◆ **Problem statement**:
In the listing that follows, how many lines contain the string "Injury"? Provide only the number.

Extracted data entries

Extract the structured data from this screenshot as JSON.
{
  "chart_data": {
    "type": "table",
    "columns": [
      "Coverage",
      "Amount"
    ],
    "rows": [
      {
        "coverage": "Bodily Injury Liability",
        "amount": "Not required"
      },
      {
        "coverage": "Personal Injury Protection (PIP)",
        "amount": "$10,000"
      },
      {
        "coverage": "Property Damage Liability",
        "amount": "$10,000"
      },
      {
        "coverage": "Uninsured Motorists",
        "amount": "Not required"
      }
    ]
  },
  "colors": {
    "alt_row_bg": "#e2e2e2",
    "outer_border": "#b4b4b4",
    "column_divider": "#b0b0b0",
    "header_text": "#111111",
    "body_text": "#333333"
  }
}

◆ **Exercise output**:
2